Exercise directions: Copy out every line in which the string "down" occurs.

Items from a dataset
************

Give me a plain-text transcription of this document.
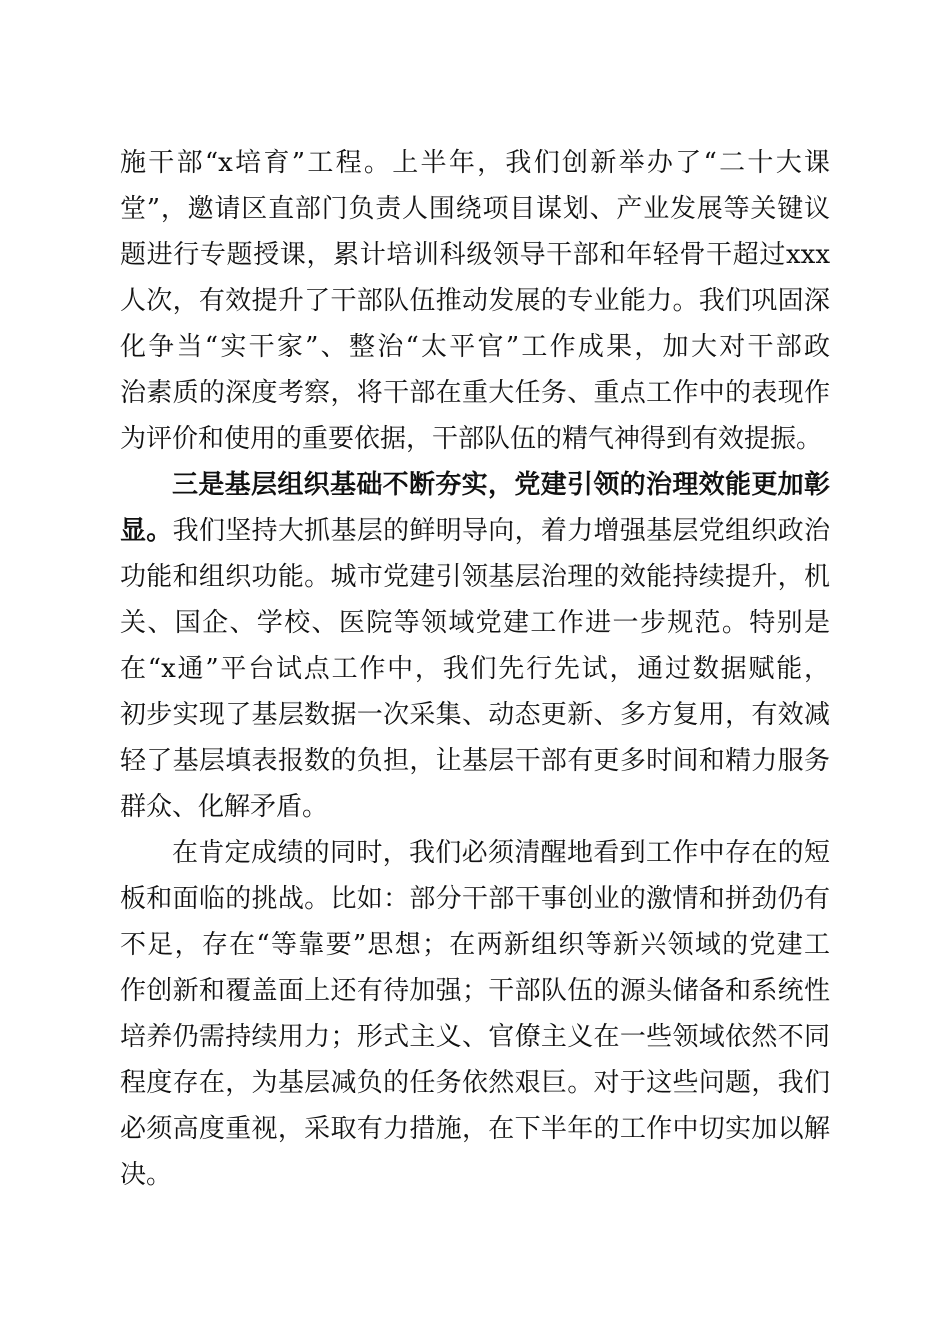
施干部“x培育”工程。上半年，我们创新举办了“二十大课
堂”，邀请区直部门负责人围绕项目谋划、产业发展等关键议
题进行专题授课，累计培训科级领导干部和年轻骨干超过xxx
人次，有效提升了干部队伍推动发展的专业能力。我们巩固深
化争当“实干家”、整治“太平官”工作成果，加大对干部政
治素质的深度考察，将干部在重大任务、重点工作中的表现作
为评价和使用的重要依据，干部队伍的精气神得到有效提振。
三是基层组织基础不断夯实，党建引领的治理效能更加彰
显。我们坚持大抓基层的鲜明导向，着力增强基层党组织政治
功能和组织功能。城市党建引领基层治理的效能持续提升，机
关、国企、学校、医院等领域党建工作进一步规范。特别是
在“x通”平台试点工作中，我们先行先试，通过数据赋能，
初步实现了基层数据一次采集、动态更新、多方复用，有效减
轻了基层填表报数的负担，让基层干部有更多时间和精力服务
群众、化解矛盾。
在肯定成绩的同时，我们必须清醒地看到工作中存在的短
板和面临的挑战。比如：部分干部干事创业的激情和拼劲仍有
不足，存在“等靠要”思想；在两新组织等新兴领域的党建工
作创新和覆盖面上还有待加强；干部队伍的源头储备和系统性
培养仍需持续用力；形式主义、官僚主义在一些领域依然不同
程度存在，为基层减负的任务依然艰巨。对于这些问题，我们
必须高度重视，采取有力措施，在下半年的工作中切实加以解
决。
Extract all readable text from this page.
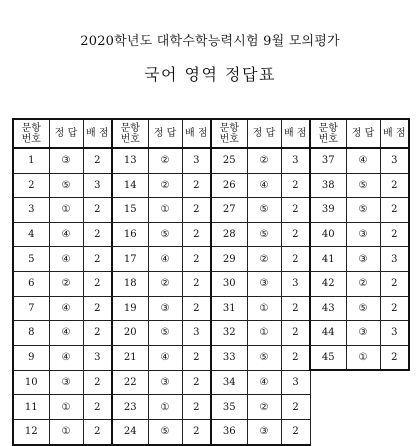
2020학년도 대학수학능력시험 9월 모의평가
국어 영역 정답표
문항번호	정 답	배 점	문항번호	정 답	배 점	문항번호	정 답	배 점	문항번호	정 답	배 점
1	③	2	13	②	3	25	②	3	37	④	3
2	⑤	3	14	②	2	26	④	2	38	⑤	2
3	①	2	15	①	2	27	⑤	2	39	⑤	2
4	④	2	16	⑤	2	28	⑤	2	40	③	2
5	④	2	17	④	2	29	②	2	41	③	3
6	②	2	18	②	2	30	③	3	42	②	2
7	④	2	19	③	2	31	①	2	43	⑤	2
8	④	2	20	⑤	3	32	①	2	44	③	3
9	④	3	21	④	2	33	⑤	2	45	①	2
10	③	2	22	③	2	34	④	3			
11	①	2	23	①	2	35	②	2			
12	①	2	24	⑤	2	36	③	2			
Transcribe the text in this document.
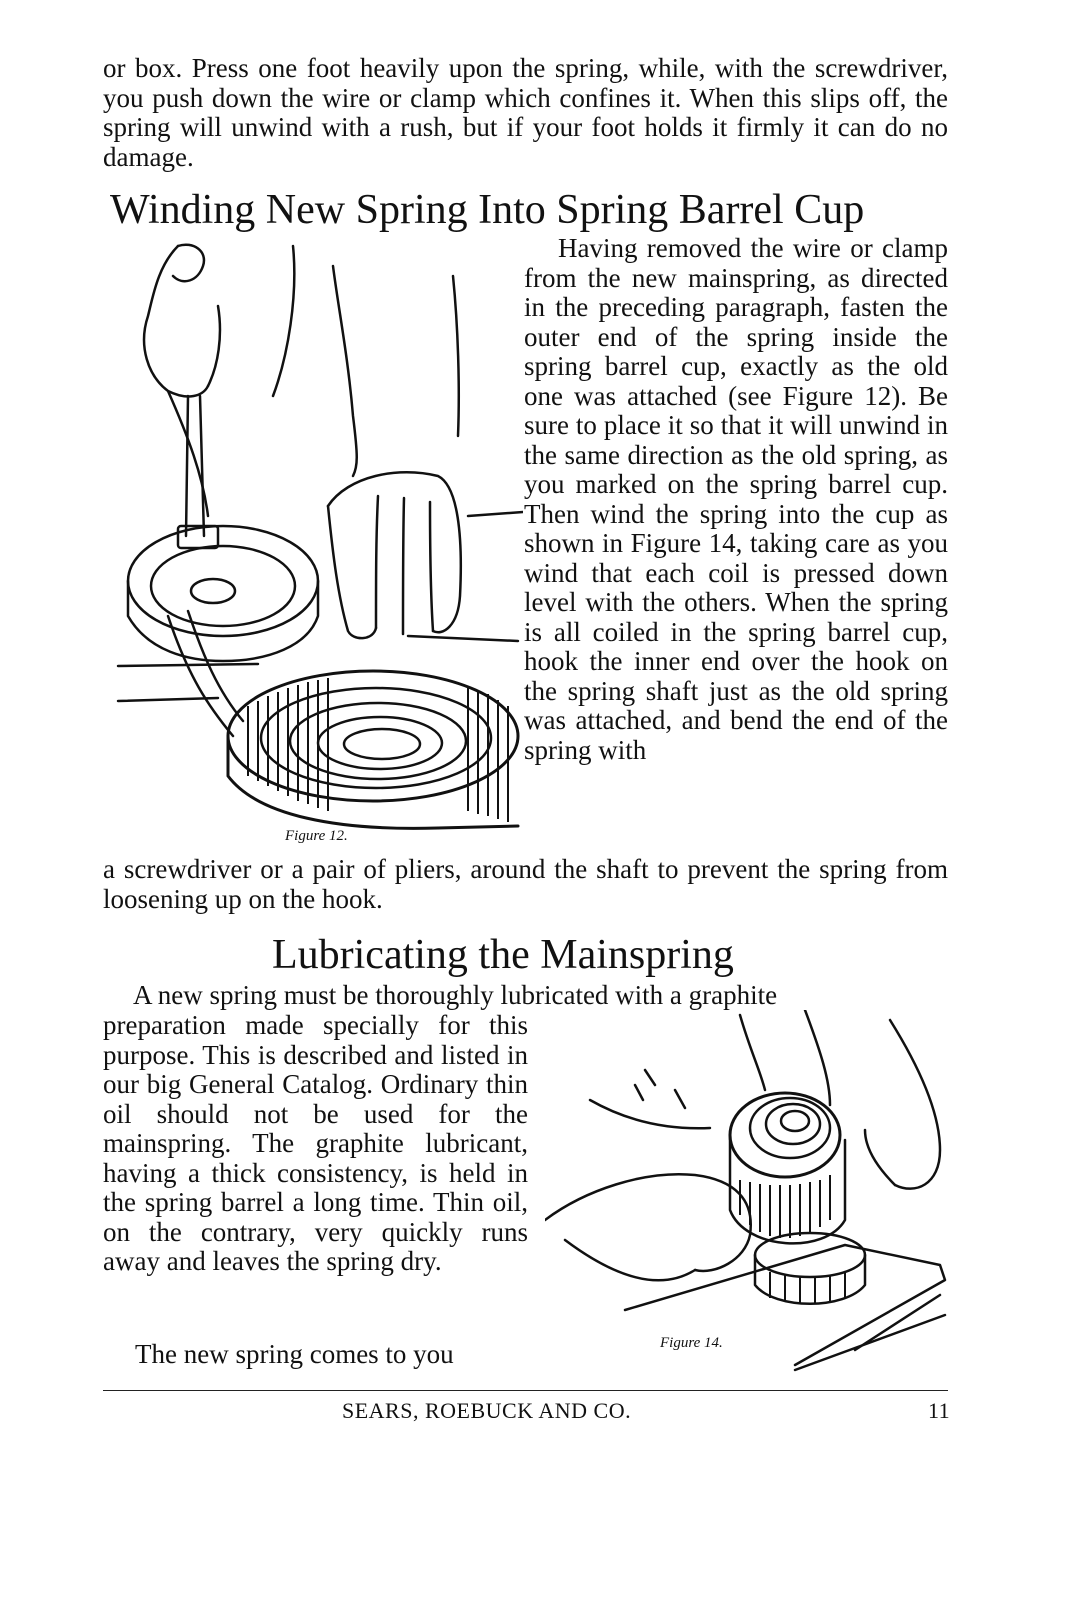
or box. Press one foot heavily upon the spring, while, with the screwdriver, you push down the wire or clamp which confines it. When this slips off, the spring will unwind with a rush, but if your foot holds it firmly it can do no damage.

Winding New Spring Into Spring Barrel Cup
Figure 12.

Having removed the wire or clamp from the new mainspring, as directed in the preceding paragraph, fasten the outer end of the spring inside the spring barrel cup, exactly as the old one was attached (see Figure 12). Be sure to place it so that it will unwind in the same direction as the old spring, as you marked on the spring barrel cup. Then wind the spring into the cup as shown in Figure 14, taking care as you wind that each coil is pressed down level with the others. When the spring is all coiled in the spring barrel cup, hook the inner end over the hook on the spring shaft just as the old spring was attached, and bend the end of the spring with

a screwdriver or a pair of pliers, around the shaft to prevent the spring from loosening up on the hook.

Lubricating the Mainspring

A new spring must be thoroughly lubricated with a graphite

preparation made specially for this purpose. This is described and listed in our big General Catalog. Ordinary thin oil should not be used for the mainspring. The graphite lubricant, having a thick consistency, is held in the spring barrel a long time. Thin oil, on the contrary, very quickly runs away and leaves the spring dry.

The new spring comes to you	Figure 14.
SEARS, ROEBUCK AND CO.	11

************

Complete output:
or box. Press one foot heavily upon the spring, while, with the screwdriver, you push down the wire or clamp which confines it. When this slips off, the spring will unwind with a rush, but if your foot holds it firmly it can do no damage.
Having removed the wire or clamp from the new mainspring, as directed in the preceding paragraph, fasten the outer end of the spring inside the spring barrel cup, exactly as the old one was attached (see Figure 12). Be sure to place it so that it will unwind in the same direction as the old spring, as you marked on the spring barrel cup. Then wind the spring into the cup as shown in Figure 14, taking care as you wind that each coil is pressed down level with the others. When the spring is all coiled in the spring barrel cup, hook the inner end over the hook on the spring shaft just as the old spring was attached, and bend the end of the spring with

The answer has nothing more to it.